## begin LISTED RECORDS
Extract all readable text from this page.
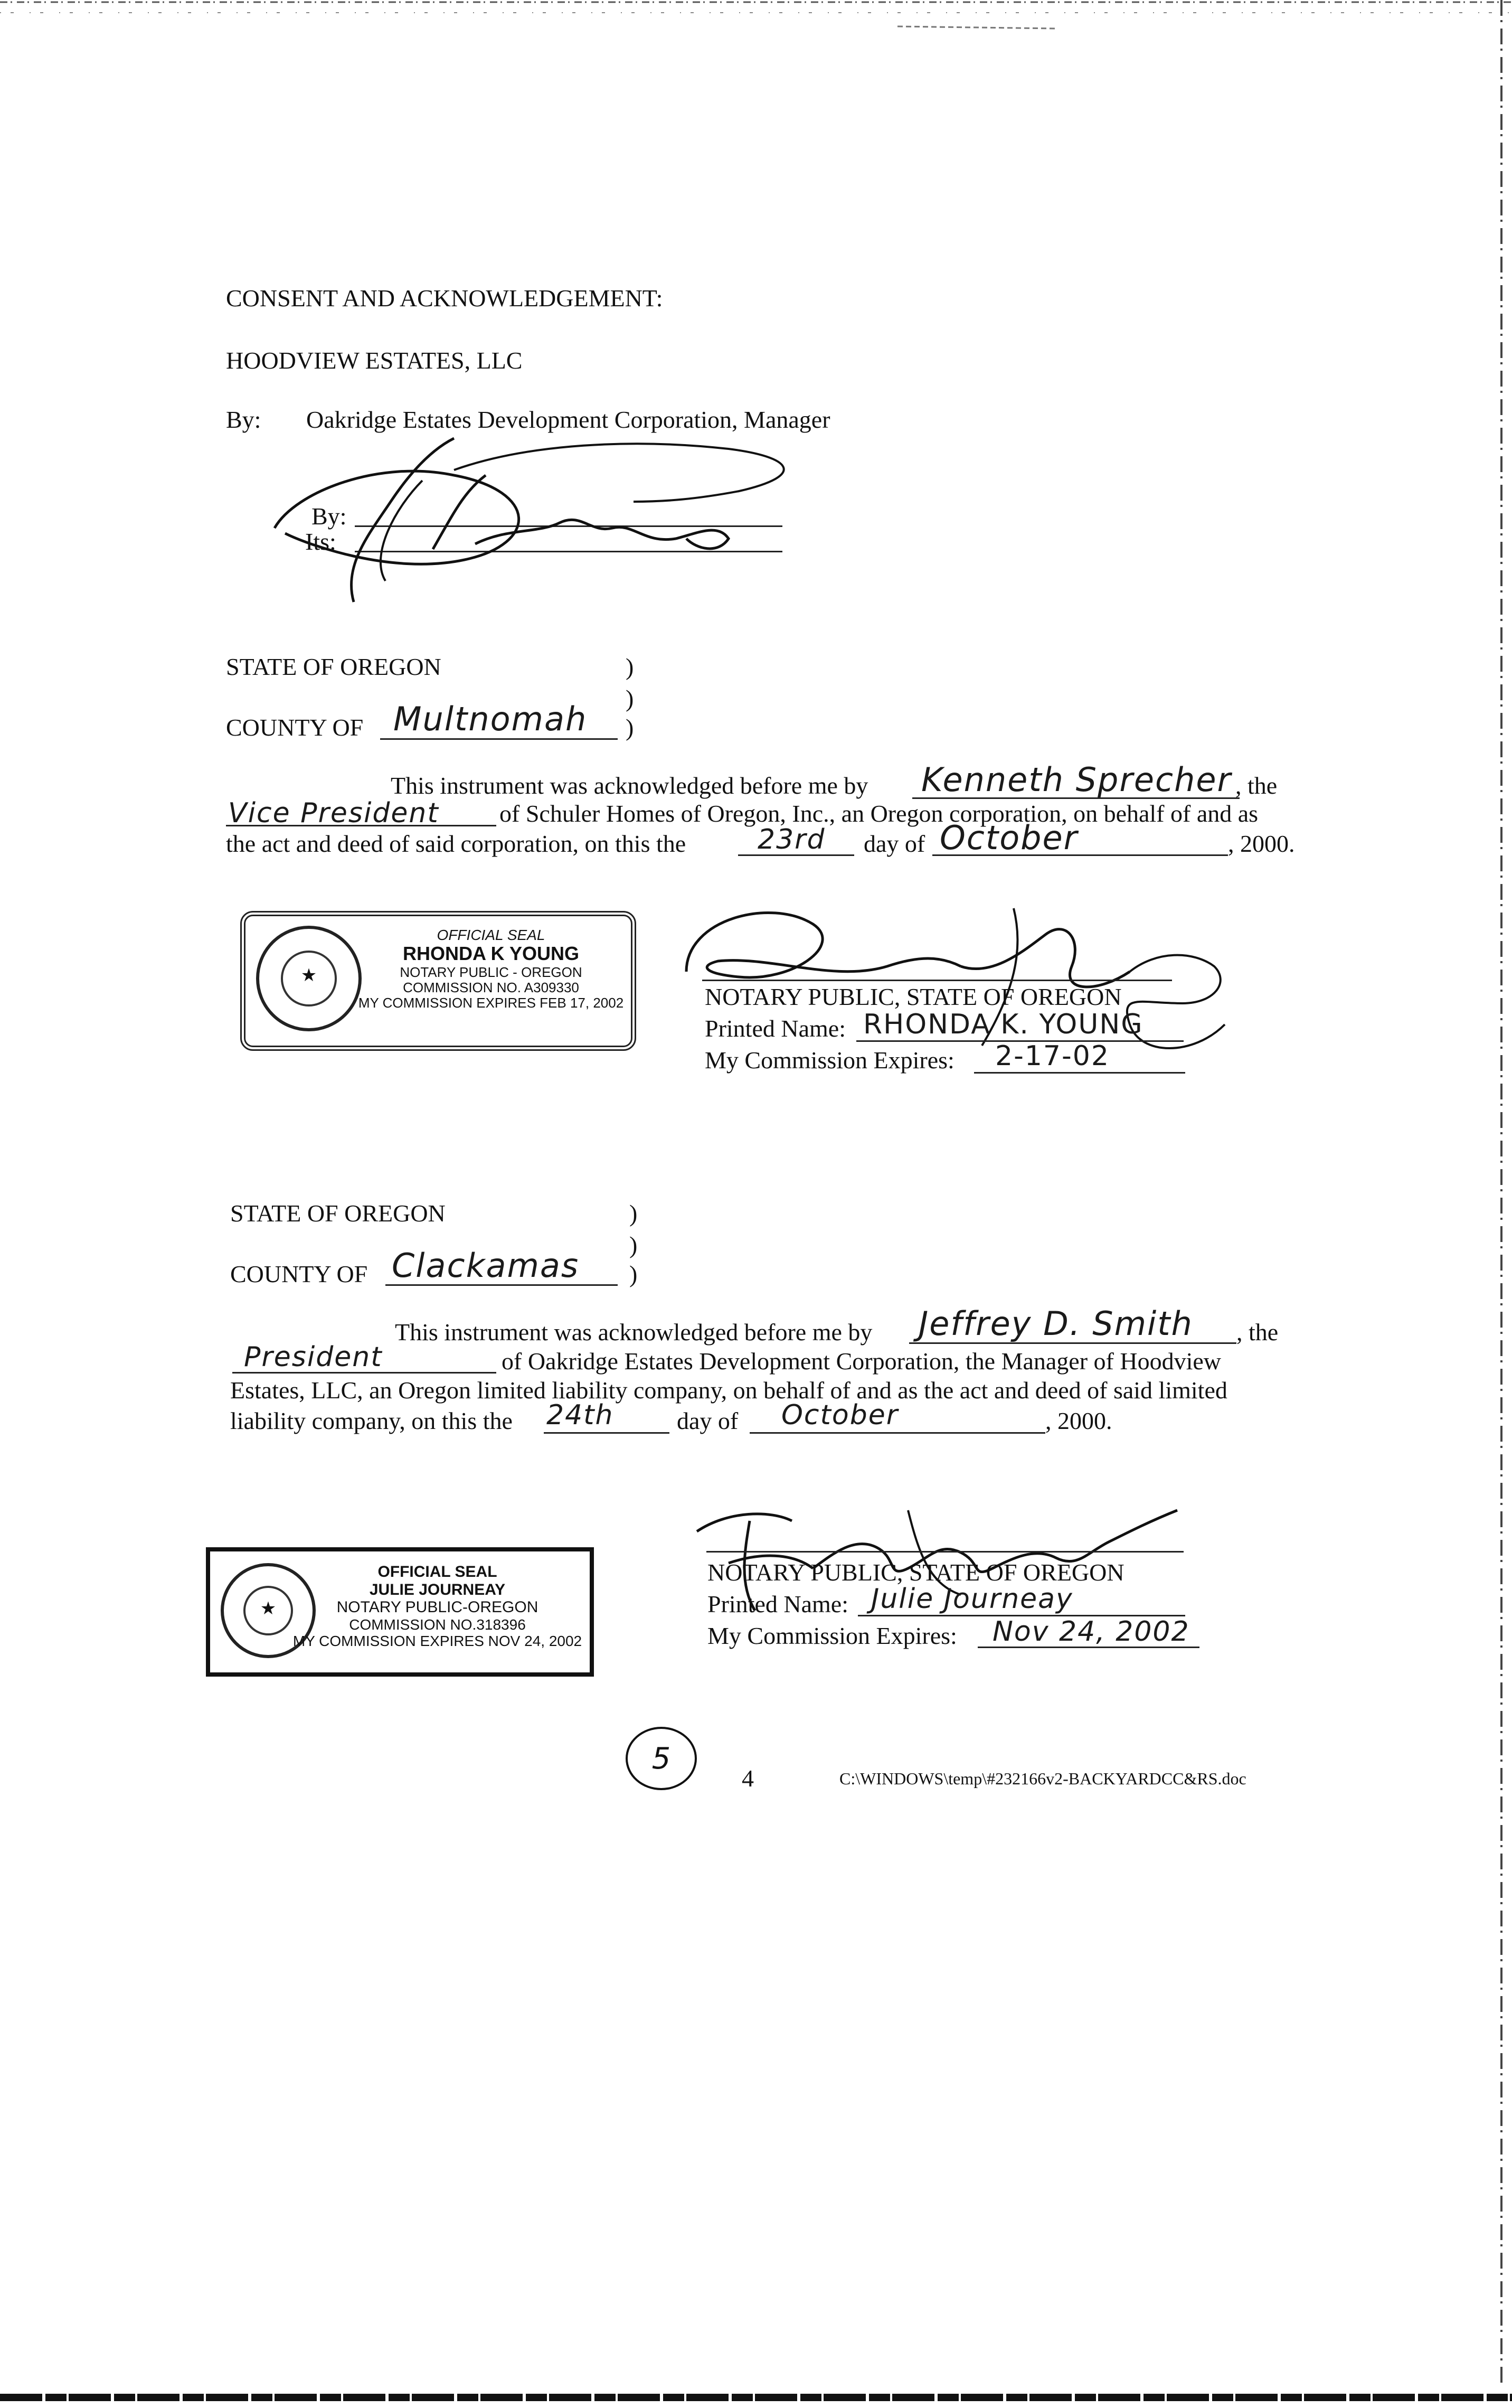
CONSENT AND ACKNOWLEDGEMENT:
HOODVIEW ESTATES, LLC
By: Oakridge Estates Development Corporation, Manager
By:
Its:
STATE OF OREGON	)
)
)
COUNTY OF Multnomah
This instrument was acknowledged before me by Kenneth Sprecher , the
Vice President of Schuler Homes of Oregon, Inc., an Oregon corporation, on behalf of and as
the act and deed of said corporation, on this the	23rd day of October	, 2000.
★
OFFICIAL SEAL
RHONDA K YOUNG
NOTARY PUBLIC - OREGON
COMMISSION NO. A309330
MY COMMISSION EXPIRES FEB 17, 2002	NOTARY PUBLIC, STATE OF OREGON
Printed Name: RHONDA K. YOUNG
My Commission Expires: 2-17-02
STATE OF OREGON	)
)
)
COUNTY OF Clackamas
This instrument was acknowledged before me by Jeffrey D. Smith , the
President	of Oakridge Estates Development Corporation, the Manager of Hoodview
Estates, LLC, an Oregon limited liability company, on behalf of and as the act and deed of said limited
liability company, on this the 24th	day of October	, 2000.
★
OFFICIAL SEAL
JULIE JOURNEAY
NOTARY PUBLIC-OREGON
COMMISSION NO.318396
MY COMMISSION EXPIRES NOV 24, 2002
NOTARY PUBLIC, STATE OF OREGON
Printed Name: Julie Journeay
My Commission Expires: Nov 24, 2002
5
4	C:\WINDOWS\temp\#232166v2-BACKYARDCC&RS.doc
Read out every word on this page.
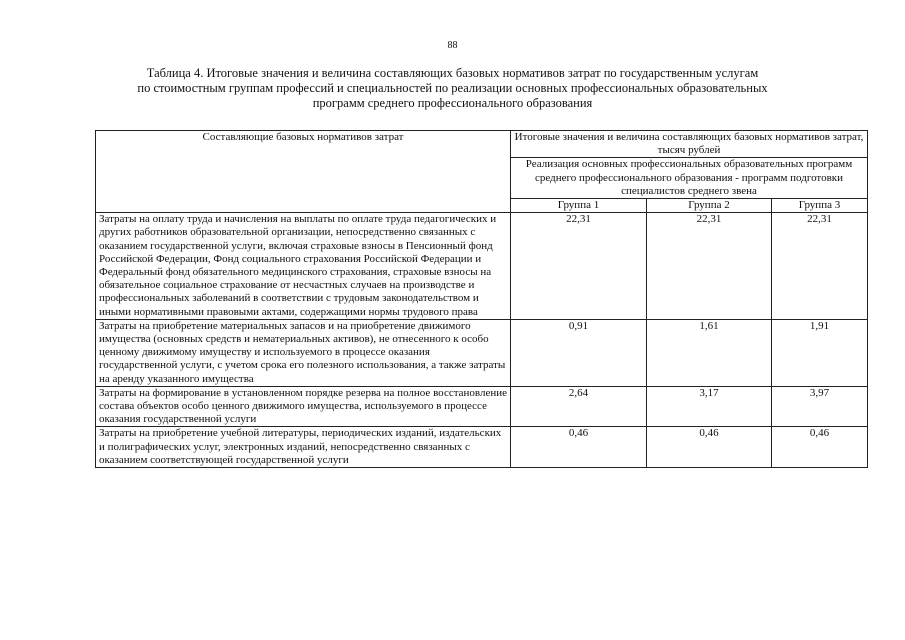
88
Таблица 4. Итоговые значения и величина составляющих базовых нормативов затрат по государственным услугам
по стоимостным группам профессий и специальностей по реализации основных профессиональных образовательных
программ среднего профессионального образования
Составляющие базовых нормативов затрат	Итоговые значения и величина составляющих базовых нормативов затрат, тысяч рублей		
	Реализация основных профессиональных образовательных программ среднего профессионального образования - программ подготовки специалистов среднего звена		
	Группа 1	Группа 2	Группа 3
Затраты на оплату труда и начисления на выплаты по оплате труда педагогических и других работников образовательной организации, непосредственно связанных с оказанием государственной услуги, включая страховые взносы в Пенсионный фонд Российской Федерации, Фонд социального страхования Российской Федерации и Федеральный фонд обязательного медицинского страхования, страховые взносы на обязательное социальное страхование от несчастных случаев на производстве и профессиональных заболеваний в соответствии с трудовым законодательством и иными нормативными правовыми актами, содержащими нормы трудового права	22,31	22,31	22,31
Затраты на приобретение материальных запасов и на приобретение движимого имущества (основных средств и нематериальных активов), не отнесенного к особо ценному движимому имуществу и используемого в процессе оказания государственной услуги, с учетом срока его полезного использования, а также затраты на аренду указанного имущества	0,91	1,61	1,91
Затраты на формирование в установленном порядке резерва на полное восстановление состава объектов особо ценного движимого имущества, используемого в процессе оказания государственной услуги	2,64	3,17	3,97
Затраты на приобретение учебной литературы, периодических изданий, издательских и полиграфических услуг, электронных изданий, непосредственно связанных с оказанием соответствующей государственной услуги	0,46	0,46	0,46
## end LISTED RECORDS
WRITTEN TASK » Every line of the data should be copied as it stands, without the images.

FINAL RESULT »
Extract all readable text from this page.
CONSENT AND ACKNOWLEDGEMENT:
HOODVIEW ESTATES, LLC
By: Oakridge Estates Development Corporation, Manager
By:
Its:
STATE OF OREGON	)
)
)
COUNTY OF Multnomah
This instrument was acknowledged before me by Kenneth Sprecher , the
Vice President of Schuler Homes of Oregon, Inc., an Oregon corporation, on behalf of and as
the act and deed of said corporation, on this the	23rd day of October	, 2000.
★
OFFICIAL SEAL
RHONDA K YOUNG
NOTARY PUBLIC - OREGON
COMMISSION NO. A309330
MY COMMISSION EXPIRES FEB 17, 2002	NOTARY PUBLIC, STATE OF OREGON
Printed Name: RHONDA K. YOUNG
My Commission Expires: 2-17-02
STATE OF OREGON	)
)
)
COUNTY OF Clackamas
This instrument was acknowledged before me by Jeffrey D. Smith , the
President	of Oakridge Estates Development Corporation, the Manager of Hoodview
Estates, LLC, an Oregon limited liability company, on behalf of and as the act and deed of said limited
liability company, on this the 24th	day of October	, 2000.
★
OFFICIAL SEAL
JULIE JOURNEAY
NOTARY PUBLIC-OREGON
COMMISSION NO.318396
MY COMMISSION EXPIRES NOV 24, 2002
NOTARY PUBLIC, STATE OF OREGON
Printed Name: Julie Journeay
My Commission Expires: Nov 24, 2002
5
4	C:\WINDOWS\temp\#232166v2-BACKYARDCC&RS.doc
Read out every word on this page.
88
Таблица 4. Итоговые значения и величина составляющих базовых нормативов затрат по государственным услугам
по стоимостным группам профессий и специальностей по реализации основных профессиональных образовательных
программ среднего профессионального образования
Составляющие базовых нормативов затрат	Итоговые значения и величина составляющих базовых нормативов затрат, тысяч рублей		
	Реализация основных профессиональных образовательных программ среднего профессионального образования - программ подготовки специалистов среднего звена		
	Группа 1	Группа 2	Группа 3
Затраты на оплату труда и начисления на выплаты по оплате труда педагогических и других работников образовательной организации, непосредственно связанных с оказанием государственной услуги, включая страховые взносы в Пенсионный фонд Российской Федерации, Фонд социального страхования Российской Федерации и Федеральный фонд обязательного медицинского страхования, страховые взносы на обязательное социальное страхование от несчастных случаев на производстве и профессиональных заболеваний в соответствии с трудовым законодательством и иными нормативными правовыми актами, содержащими нормы трудового права	22,31	22,31	22,31
Затраты на приобретение материальных запасов и на приобретение движимого имущества (основных средств и нематериальных активов), не отнесенного к особо ценному движимому имуществу и используемого в процессе оказания государственной услуги, с учетом срока его полезного использования, а также затраты на аренду указанного имущества	0,91	1,61	1,91
Затраты на формирование в установленном порядке резерва на полное восстановление состава объектов особо ценного движимого имущества, используемого в процессе оказания государственной услуги	2,64	3,17	3,97
Затраты на приобретение учебной литературы, периодических изданий, издательских и полиграфических услуг, электронных изданий, непосредственно связанных с оказанием соответствующей государственной услуги	0,46	0,46	0,46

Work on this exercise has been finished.